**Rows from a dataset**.
>>>>
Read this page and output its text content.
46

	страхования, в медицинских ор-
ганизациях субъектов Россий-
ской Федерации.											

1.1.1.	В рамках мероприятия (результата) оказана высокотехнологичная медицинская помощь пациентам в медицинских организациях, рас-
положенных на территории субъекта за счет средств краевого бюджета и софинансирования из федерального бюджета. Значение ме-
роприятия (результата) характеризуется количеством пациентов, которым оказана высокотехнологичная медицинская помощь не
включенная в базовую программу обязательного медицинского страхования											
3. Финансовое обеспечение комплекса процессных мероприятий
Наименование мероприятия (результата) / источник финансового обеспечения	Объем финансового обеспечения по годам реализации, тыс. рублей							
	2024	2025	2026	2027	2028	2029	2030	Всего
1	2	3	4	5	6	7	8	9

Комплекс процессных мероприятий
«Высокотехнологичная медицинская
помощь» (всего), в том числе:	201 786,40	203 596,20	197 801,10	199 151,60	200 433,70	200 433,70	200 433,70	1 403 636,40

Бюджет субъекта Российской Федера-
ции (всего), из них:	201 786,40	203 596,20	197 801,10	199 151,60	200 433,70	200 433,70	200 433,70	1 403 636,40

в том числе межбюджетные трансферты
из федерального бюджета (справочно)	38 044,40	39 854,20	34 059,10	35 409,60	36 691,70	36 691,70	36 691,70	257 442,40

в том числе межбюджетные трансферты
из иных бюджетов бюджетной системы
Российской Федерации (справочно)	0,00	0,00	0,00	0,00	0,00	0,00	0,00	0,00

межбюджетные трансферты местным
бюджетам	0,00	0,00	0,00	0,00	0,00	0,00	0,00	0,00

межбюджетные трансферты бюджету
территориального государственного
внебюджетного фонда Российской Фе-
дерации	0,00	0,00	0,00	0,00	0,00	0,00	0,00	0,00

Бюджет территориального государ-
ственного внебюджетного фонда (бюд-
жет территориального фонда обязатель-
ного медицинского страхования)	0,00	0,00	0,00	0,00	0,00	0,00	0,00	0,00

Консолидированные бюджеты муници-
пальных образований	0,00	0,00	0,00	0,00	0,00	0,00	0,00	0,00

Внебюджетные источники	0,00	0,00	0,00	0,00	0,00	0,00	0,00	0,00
<<<<
Copy out every line from the records that has the word "медицинского".

**Task answer**.
включенная в базовую программу обязательного медицинского страхования											
ного медицинского страхования)	0,00	0,00	0,00	0,00	0,00	0,00	0,00	0,00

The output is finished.